* start Records for processing *
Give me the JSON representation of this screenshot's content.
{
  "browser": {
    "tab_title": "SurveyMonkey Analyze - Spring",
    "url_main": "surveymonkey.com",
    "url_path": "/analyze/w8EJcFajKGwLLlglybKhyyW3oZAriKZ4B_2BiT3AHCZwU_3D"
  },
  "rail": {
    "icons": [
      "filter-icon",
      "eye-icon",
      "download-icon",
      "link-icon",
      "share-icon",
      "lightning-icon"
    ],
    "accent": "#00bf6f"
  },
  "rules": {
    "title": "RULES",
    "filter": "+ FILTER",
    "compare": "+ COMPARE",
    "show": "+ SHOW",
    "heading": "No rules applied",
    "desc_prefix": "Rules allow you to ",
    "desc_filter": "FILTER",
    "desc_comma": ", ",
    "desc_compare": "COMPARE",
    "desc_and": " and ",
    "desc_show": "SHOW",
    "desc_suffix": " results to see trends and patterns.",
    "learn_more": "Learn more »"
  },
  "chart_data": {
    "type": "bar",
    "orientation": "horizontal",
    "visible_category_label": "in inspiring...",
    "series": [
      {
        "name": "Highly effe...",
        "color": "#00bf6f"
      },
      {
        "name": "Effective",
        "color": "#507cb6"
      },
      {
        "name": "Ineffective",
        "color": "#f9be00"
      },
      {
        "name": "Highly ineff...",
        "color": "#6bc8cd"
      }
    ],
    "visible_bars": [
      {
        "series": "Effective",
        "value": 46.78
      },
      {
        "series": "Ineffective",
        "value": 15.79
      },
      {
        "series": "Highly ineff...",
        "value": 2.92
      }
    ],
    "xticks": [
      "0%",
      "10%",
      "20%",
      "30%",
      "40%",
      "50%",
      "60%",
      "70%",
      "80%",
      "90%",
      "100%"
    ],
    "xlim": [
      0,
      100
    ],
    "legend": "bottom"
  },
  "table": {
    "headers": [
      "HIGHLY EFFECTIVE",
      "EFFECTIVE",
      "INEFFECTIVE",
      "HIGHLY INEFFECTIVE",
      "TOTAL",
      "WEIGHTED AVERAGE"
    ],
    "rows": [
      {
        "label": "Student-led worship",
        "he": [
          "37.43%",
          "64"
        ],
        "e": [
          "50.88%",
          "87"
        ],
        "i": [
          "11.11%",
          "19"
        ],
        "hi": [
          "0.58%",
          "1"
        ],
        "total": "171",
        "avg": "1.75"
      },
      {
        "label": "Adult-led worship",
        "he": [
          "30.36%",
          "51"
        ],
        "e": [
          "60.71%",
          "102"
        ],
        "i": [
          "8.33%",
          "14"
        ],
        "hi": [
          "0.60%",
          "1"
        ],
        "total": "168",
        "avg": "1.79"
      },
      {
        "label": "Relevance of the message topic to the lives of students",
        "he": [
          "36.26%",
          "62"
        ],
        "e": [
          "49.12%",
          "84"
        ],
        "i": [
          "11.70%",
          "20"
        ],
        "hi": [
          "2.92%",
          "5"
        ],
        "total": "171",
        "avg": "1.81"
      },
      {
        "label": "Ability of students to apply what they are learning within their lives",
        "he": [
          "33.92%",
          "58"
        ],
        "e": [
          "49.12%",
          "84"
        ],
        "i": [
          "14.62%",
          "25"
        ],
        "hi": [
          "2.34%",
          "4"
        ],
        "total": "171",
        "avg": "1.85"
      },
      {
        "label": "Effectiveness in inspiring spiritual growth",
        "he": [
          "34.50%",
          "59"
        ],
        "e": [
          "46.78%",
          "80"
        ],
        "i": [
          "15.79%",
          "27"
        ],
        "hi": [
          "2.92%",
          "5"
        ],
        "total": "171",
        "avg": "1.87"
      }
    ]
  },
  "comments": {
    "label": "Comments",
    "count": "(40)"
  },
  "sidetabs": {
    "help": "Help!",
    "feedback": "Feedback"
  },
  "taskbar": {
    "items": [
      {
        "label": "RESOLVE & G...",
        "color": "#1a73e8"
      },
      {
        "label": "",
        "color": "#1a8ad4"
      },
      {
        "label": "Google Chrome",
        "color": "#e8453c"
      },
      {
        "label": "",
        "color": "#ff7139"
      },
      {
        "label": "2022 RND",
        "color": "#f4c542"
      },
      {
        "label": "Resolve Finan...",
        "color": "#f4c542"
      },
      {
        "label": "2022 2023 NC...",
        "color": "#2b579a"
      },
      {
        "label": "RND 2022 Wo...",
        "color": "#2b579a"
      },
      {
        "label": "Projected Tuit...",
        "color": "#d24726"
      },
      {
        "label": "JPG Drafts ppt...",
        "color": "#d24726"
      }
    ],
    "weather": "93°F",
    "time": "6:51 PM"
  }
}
* end Records for processing *
What is being asked =>
Scan the records above for the string "series", then select every line that holds it.

Result =>
    "series": [
        "series": "Effective",
        "series": "Ineffective",
        "series": "Highly ineff...",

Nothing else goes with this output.